— start of INPUT ROWS —
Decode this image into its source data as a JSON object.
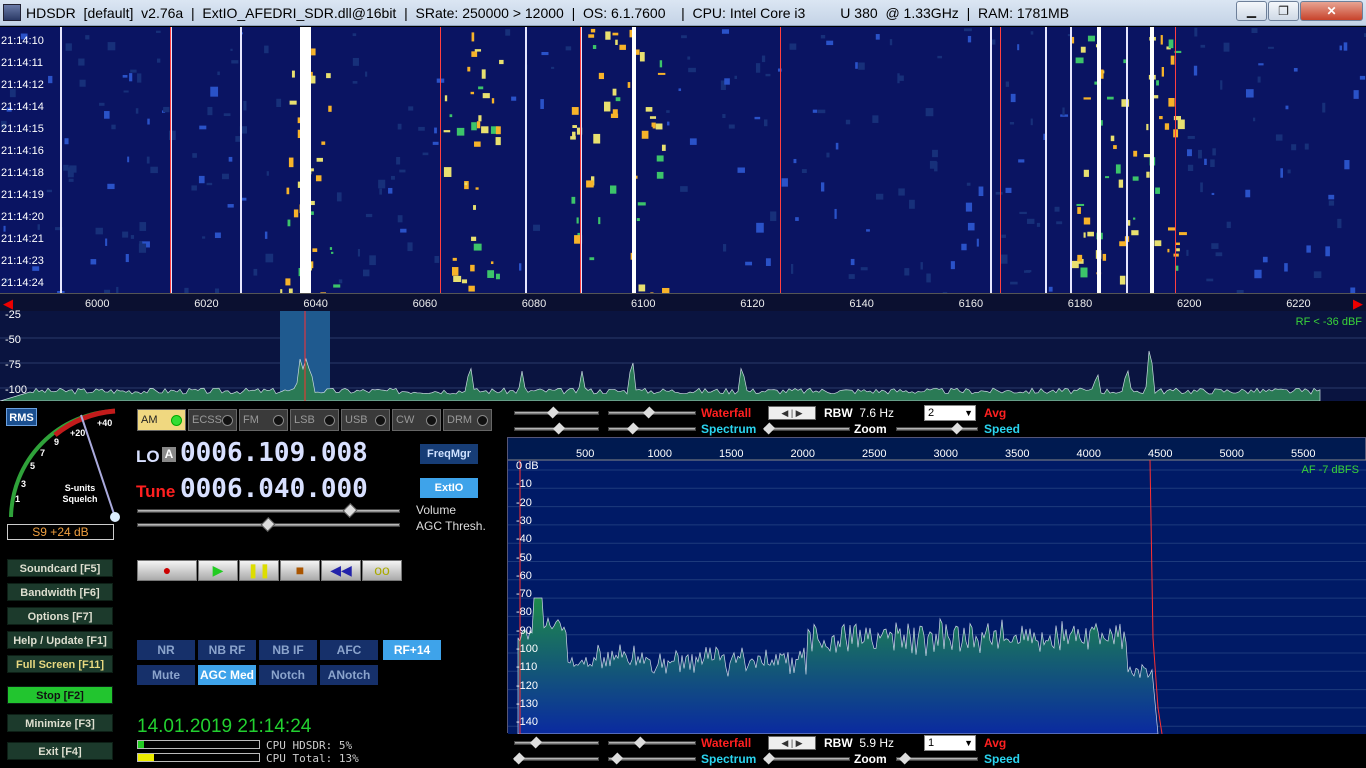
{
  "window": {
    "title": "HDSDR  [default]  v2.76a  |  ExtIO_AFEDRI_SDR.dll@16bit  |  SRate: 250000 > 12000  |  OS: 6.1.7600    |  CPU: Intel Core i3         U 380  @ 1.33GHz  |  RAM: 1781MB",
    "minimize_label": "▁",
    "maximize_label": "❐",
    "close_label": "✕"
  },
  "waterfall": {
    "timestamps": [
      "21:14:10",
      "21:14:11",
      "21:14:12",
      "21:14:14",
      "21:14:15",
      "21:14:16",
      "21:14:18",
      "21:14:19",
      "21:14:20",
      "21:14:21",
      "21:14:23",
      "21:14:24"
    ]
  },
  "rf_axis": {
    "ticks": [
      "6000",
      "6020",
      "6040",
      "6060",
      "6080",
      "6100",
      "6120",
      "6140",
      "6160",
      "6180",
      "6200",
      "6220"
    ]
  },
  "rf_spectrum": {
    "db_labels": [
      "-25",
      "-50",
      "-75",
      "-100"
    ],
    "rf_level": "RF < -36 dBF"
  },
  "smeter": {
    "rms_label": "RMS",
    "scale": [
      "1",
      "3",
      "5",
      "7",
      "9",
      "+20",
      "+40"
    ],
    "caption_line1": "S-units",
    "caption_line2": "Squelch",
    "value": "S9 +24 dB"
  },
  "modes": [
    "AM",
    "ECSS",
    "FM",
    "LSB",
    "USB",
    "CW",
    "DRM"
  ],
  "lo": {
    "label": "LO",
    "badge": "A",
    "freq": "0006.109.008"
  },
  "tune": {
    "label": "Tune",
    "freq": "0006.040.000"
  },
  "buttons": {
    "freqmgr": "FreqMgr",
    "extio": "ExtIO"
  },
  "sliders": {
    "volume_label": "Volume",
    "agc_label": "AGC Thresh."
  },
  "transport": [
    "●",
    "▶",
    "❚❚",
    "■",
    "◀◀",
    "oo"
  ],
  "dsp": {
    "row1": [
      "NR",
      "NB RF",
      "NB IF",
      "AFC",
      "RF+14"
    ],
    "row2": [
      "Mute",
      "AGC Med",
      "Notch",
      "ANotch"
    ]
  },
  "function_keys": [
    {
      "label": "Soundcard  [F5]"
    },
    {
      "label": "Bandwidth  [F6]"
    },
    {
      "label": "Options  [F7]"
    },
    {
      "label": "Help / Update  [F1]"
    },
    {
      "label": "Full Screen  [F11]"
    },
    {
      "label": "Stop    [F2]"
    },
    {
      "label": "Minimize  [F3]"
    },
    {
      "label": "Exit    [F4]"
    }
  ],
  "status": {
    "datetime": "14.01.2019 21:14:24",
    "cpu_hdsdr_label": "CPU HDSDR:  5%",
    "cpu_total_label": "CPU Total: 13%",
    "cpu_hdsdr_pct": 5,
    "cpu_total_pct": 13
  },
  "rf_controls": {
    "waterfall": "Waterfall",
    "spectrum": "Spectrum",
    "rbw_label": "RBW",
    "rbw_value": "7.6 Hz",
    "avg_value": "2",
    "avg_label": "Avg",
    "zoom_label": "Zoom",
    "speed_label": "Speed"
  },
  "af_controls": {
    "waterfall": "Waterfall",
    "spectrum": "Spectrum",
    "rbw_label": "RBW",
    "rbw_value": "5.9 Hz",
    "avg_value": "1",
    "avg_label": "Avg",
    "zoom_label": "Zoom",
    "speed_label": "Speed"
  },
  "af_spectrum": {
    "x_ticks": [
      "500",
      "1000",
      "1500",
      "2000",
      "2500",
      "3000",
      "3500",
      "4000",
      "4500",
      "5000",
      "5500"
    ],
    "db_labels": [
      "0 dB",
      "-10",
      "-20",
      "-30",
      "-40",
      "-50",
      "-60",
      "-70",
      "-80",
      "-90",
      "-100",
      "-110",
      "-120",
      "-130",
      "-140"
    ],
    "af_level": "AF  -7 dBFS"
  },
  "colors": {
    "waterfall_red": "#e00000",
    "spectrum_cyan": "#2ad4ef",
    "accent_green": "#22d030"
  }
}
— end of INPUT ROWS —
— start of INPUT ROWS —
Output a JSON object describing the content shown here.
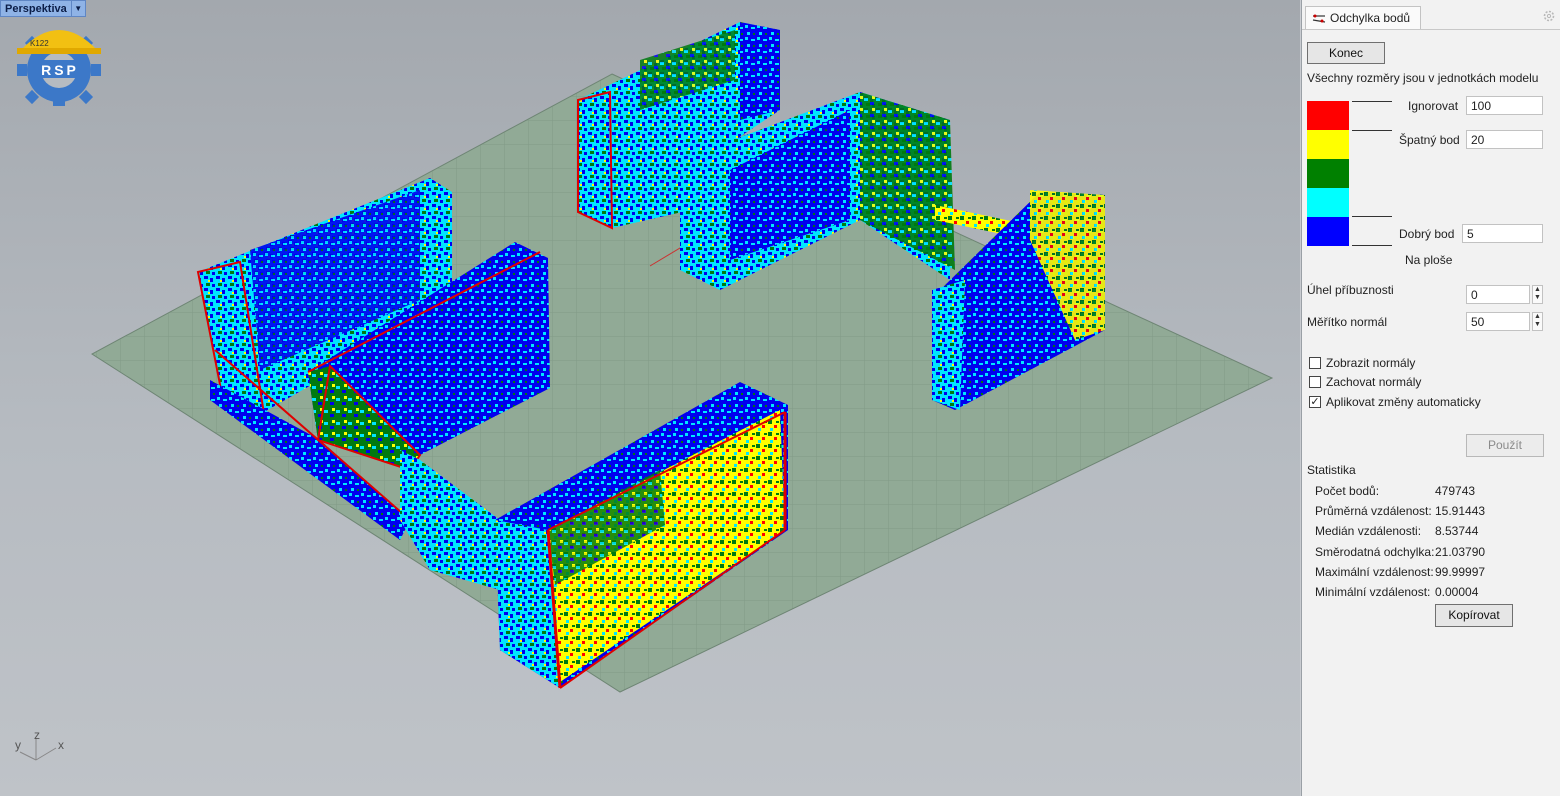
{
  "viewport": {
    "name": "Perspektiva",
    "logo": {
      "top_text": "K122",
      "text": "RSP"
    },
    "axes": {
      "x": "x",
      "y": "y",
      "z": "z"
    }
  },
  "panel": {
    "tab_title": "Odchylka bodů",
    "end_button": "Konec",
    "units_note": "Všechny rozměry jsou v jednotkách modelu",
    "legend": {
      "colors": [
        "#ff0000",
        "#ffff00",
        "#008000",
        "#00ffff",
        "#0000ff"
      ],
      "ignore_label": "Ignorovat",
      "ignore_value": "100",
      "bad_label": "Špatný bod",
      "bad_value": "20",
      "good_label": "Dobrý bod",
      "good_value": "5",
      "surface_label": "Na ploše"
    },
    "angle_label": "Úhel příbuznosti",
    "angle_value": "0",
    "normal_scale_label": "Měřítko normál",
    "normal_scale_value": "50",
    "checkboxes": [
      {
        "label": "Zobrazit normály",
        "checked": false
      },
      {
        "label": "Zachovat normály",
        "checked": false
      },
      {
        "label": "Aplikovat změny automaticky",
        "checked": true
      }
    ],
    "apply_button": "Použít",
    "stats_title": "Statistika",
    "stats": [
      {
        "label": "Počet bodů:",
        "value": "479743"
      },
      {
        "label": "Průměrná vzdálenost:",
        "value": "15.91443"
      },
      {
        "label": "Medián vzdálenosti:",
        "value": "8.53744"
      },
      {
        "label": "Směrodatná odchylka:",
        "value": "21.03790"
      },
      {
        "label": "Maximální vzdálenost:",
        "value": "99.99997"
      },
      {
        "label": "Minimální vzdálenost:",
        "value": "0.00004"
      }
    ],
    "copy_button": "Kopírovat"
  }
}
— end of INPUT ROWS —
SET EXERCISE:
List the lines that contain the word "normály".

RESULT OF THIS TASK:
        "label": "Zobrazit normály",
        "label": "Zachovat normály",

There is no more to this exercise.